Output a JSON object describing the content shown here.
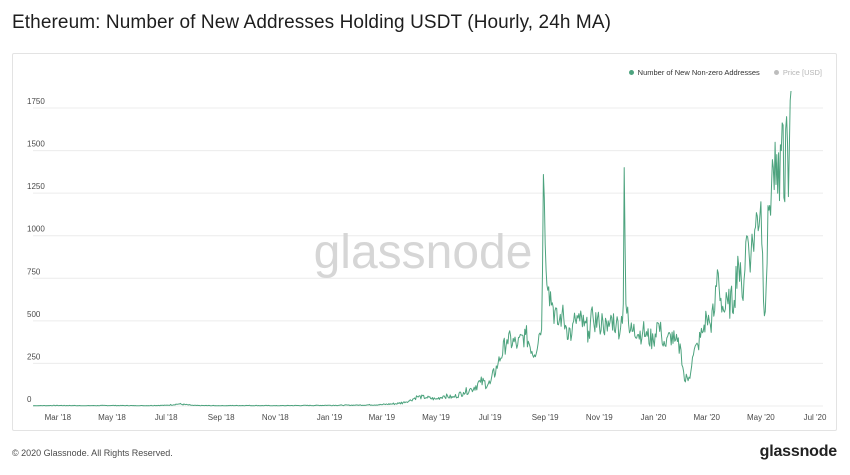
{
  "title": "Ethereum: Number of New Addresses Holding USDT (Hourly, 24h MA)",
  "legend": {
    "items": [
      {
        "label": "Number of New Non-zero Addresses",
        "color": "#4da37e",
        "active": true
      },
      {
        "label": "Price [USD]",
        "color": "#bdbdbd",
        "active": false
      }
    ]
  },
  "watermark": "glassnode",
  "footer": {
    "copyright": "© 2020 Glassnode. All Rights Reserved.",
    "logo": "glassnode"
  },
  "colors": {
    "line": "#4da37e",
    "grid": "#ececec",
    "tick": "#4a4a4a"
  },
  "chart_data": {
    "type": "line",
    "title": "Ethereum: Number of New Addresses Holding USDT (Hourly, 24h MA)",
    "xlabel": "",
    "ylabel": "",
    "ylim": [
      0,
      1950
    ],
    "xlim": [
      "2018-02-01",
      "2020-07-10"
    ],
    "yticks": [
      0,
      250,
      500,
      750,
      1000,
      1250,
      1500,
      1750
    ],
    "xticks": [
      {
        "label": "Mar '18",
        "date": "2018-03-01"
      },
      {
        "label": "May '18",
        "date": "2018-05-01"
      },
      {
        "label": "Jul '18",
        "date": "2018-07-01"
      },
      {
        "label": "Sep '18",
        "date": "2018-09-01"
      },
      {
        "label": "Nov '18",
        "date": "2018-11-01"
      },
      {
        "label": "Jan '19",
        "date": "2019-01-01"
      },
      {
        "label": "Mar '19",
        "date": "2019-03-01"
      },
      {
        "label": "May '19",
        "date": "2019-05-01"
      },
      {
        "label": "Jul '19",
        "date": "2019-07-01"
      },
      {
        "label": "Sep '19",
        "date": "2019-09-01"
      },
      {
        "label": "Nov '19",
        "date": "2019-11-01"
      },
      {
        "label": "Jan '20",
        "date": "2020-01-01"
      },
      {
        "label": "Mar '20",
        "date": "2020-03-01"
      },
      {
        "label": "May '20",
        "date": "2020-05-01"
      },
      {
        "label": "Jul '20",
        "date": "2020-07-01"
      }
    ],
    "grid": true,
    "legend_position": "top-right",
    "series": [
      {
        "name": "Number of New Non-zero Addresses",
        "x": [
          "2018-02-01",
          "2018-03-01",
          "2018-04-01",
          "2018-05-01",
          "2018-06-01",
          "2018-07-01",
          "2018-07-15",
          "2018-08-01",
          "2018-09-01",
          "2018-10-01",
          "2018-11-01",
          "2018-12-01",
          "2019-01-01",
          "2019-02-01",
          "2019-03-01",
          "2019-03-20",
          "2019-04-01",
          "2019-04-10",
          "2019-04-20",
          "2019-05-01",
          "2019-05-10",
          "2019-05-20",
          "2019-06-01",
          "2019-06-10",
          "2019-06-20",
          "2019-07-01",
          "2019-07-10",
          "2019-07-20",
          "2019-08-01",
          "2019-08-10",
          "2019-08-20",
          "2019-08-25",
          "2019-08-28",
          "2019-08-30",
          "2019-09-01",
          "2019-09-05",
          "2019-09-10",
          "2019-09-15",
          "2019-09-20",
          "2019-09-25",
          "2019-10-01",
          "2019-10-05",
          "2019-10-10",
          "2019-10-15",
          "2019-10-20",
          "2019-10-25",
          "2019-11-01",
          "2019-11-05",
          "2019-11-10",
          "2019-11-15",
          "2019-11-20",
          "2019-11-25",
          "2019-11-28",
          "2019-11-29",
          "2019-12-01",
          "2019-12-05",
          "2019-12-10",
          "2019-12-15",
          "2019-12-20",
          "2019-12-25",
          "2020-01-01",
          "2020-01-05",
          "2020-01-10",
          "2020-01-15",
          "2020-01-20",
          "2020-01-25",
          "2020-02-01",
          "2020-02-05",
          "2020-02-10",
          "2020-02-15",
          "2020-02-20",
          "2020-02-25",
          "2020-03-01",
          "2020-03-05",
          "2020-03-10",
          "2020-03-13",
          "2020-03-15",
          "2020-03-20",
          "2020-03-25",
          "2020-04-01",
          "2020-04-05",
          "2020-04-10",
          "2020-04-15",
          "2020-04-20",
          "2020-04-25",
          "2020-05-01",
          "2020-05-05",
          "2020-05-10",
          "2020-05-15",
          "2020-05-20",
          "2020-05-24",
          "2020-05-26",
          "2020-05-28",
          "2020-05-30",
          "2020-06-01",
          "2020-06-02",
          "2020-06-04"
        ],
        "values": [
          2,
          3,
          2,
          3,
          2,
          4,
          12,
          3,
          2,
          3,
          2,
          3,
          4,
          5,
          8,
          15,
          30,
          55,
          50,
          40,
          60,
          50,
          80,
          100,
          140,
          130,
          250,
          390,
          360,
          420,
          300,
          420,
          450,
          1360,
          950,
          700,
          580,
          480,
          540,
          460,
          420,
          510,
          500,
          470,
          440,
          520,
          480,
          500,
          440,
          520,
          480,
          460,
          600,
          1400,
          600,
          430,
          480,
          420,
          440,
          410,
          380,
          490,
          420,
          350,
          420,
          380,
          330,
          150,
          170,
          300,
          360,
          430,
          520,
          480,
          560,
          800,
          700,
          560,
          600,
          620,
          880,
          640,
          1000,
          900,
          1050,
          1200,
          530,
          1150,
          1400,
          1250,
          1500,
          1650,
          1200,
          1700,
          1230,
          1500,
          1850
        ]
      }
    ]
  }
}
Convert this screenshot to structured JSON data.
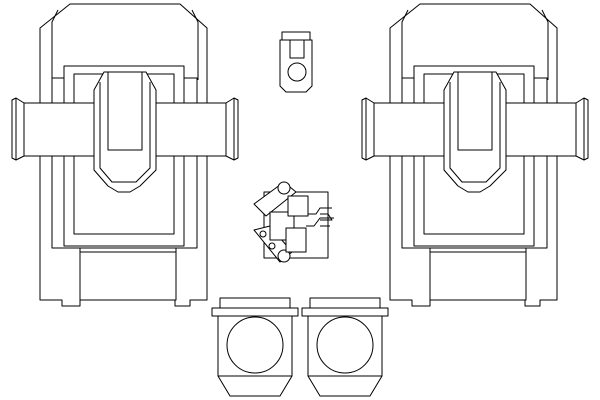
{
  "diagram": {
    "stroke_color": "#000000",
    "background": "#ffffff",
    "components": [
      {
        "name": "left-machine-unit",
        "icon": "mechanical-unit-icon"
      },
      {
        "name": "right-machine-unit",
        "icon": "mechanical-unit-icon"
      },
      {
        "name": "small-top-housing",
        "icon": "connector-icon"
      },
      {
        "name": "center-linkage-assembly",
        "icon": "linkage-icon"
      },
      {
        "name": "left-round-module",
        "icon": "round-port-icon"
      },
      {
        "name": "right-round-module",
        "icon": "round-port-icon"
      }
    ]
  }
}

========

#### Your instructions
Take the records above and transcribe them exactly, dropping every picture.

#### Full solution
Output a JSON object describing the content shown here.
{
  "title": "Ethereum: Number of New Addresses Holding USDT (Hourly, 24h MA)",
  "legend": {
    "items": [
      {
        "label": "Number of New Non-zero Addresses",
        "color": "#4da37e",
        "active": true
      },
      {
        "label": "Price [USD]",
        "color": "#bdbdbd",
        "active": false
      }
    ]
  },
  "watermark": "glassnode",
  "footer": {
    "copyright": "© 2020 Glassnode. All Rights Reserved.",
    "logo": "glassnode"
  },
  "colors": {
    "line": "#4da37e",
    "grid": "#ececec",
    "tick": "#4a4a4a"
  },
  "chart_data": {
    "type": "line",
    "title": "Ethereum: Number of New Addresses Holding USDT (Hourly, 24h MA)",
    "xlabel": "",
    "ylabel": "",
    "ylim": [
      0,
      1950
    ],
    "xlim": [
      "2018-02-01",
      "2020-07-10"
    ],
    "yticks": [
      0,
      250,
      500,
      750,
      1000,
      1250,
      1500,
      1750
    ],
    "xticks": [
      {
        "label": "Mar '18",
        "date": "2018-03-01"
      },
      {
        "label": "May '18",
        "date": "2018-05-01"
      },
      {
        "label": "Jul '18",
        "date": "2018-07-01"
      },
      {
        "label": "Sep '18",
        "date": "2018-09-01"
      },
      {
        "label": "Nov '18",
        "date": "2018-11-01"
      },
      {
        "label": "Jan '19",
        "date": "2019-01-01"
      },
      {
        "label": "Mar '19",
        "date": "2019-03-01"
      },
      {
        "label": "May '19",
        "date": "2019-05-01"
      },
      {
        "label": "Jul '19",
        "date": "2019-07-01"
      },
      {
        "label": "Sep '19",
        "date": "2019-09-01"
      },
      {
        "label": "Nov '19",
        "date": "2019-11-01"
      },
      {
        "label": "Jan '20",
        "date": "2020-01-01"
      },
      {
        "label": "Mar '20",
        "date": "2020-03-01"
      },
      {
        "label": "May '20",
        "date": "2020-05-01"
      },
      {
        "label": "Jul '20",
        "date": "2020-07-01"
      }
    ],
    "grid": true,
    "legend_position": "top-right",
    "series": [
      {
        "name": "Number of New Non-zero Addresses",
        "x": [
          "2018-02-01",
          "2018-03-01",
          "2018-04-01",
          "2018-05-01",
          "2018-06-01",
          "2018-07-01",
          "2018-07-15",
          "2018-08-01",
          "2018-09-01",
          "2018-10-01",
          "2018-11-01",
          "2018-12-01",
          "2019-01-01",
          "2019-02-01",
          "2019-03-01",
          "2019-03-20",
          "2019-04-01",
          "2019-04-10",
          "2019-04-20",
          "2019-05-01",
          "2019-05-10",
          "2019-05-20",
          "2019-06-01",
          "2019-06-10",
          "2019-06-20",
          "2019-07-01",
          "2019-07-10",
          "2019-07-20",
          "2019-08-01",
          "2019-08-10",
          "2019-08-20",
          "2019-08-25",
          "2019-08-28",
          "2019-08-30",
          "2019-09-01",
          "2019-09-05",
          "2019-09-10",
          "2019-09-15",
          "2019-09-20",
          "2019-09-25",
          "2019-10-01",
          "2019-10-05",
          "2019-10-10",
          "2019-10-15",
          "2019-10-20",
          "2019-10-25",
          "2019-11-01",
          "2019-11-05",
          "2019-11-10",
          "2019-11-15",
          "2019-11-20",
          "2019-11-25",
          "2019-11-28",
          "2019-11-29",
          "2019-12-01",
          "2019-12-05",
          "2019-12-10",
          "2019-12-15",
          "2019-12-20",
          "2019-12-25",
          "2020-01-01",
          "2020-01-05",
          "2020-01-10",
          "2020-01-15",
          "2020-01-20",
          "2020-01-25",
          "2020-02-01",
          "2020-02-05",
          "2020-02-10",
          "2020-02-15",
          "2020-02-20",
          "2020-02-25",
          "2020-03-01",
          "2020-03-05",
          "2020-03-10",
          "2020-03-13",
          "2020-03-15",
          "2020-03-20",
          "2020-03-25",
          "2020-04-01",
          "2020-04-05",
          "2020-04-10",
          "2020-04-15",
          "2020-04-20",
          "2020-04-25",
          "2020-05-01",
          "2020-05-05",
          "2020-05-10",
          "2020-05-15",
          "2020-05-20",
          "2020-05-24",
          "2020-05-26",
          "2020-05-28",
          "2020-05-30",
          "2020-06-01",
          "2020-06-02",
          "2020-06-04"
        ],
        "values": [
          2,
          3,
          2,
          3,
          2,
          4,
          12,
          3,
          2,
          3,
          2,
          3,
          4,
          5,
          8,
          15,
          30,
          55,
          50,
          40,
          60,
          50,
          80,
          100,
          140,
          130,
          250,
          390,
          360,
          420,
          300,
          420,
          450,
          1360,
          950,
          700,
          580,
          480,
          540,
          460,
          420,
          510,
          500,
          470,
          440,
          520,
          480,
          500,
          440,
          520,
          480,
          460,
          600,
          1400,
          600,
          430,
          480,
          420,
          440,
          410,
          380,
          490,
          420,
          350,
          420,
          380,
          330,
          150,
          170,
          300,
          360,
          430,
          520,
          480,
          560,
          800,
          700,
          560,
          600,
          620,
          880,
          640,
          1000,
          900,
          1050,
          1200,
          530,
          1150,
          1400,
          1250,
          1500,
          1650,
          1200,
          1700,
          1230,
          1500,
          1850
        ]
      }
    ]
  }
}
Convert this screenshot to structured JSON data.
{
  "diagram": {
    "stroke_color": "#000000",
    "background": "#ffffff",
    "components": [
      {
        "name": "left-machine-unit",
        "icon": "mechanical-unit-icon"
      },
      {
        "name": "right-machine-unit",
        "icon": "mechanical-unit-icon"
      },
      {
        "name": "small-top-housing",
        "icon": "connector-icon"
      },
      {
        "name": "center-linkage-assembly",
        "icon": "linkage-icon"
      },
      {
        "name": "left-round-module",
        "icon": "round-port-icon"
      },
      {
        "name": "right-round-module",
        "icon": "round-port-icon"
      }
    ]
  }
}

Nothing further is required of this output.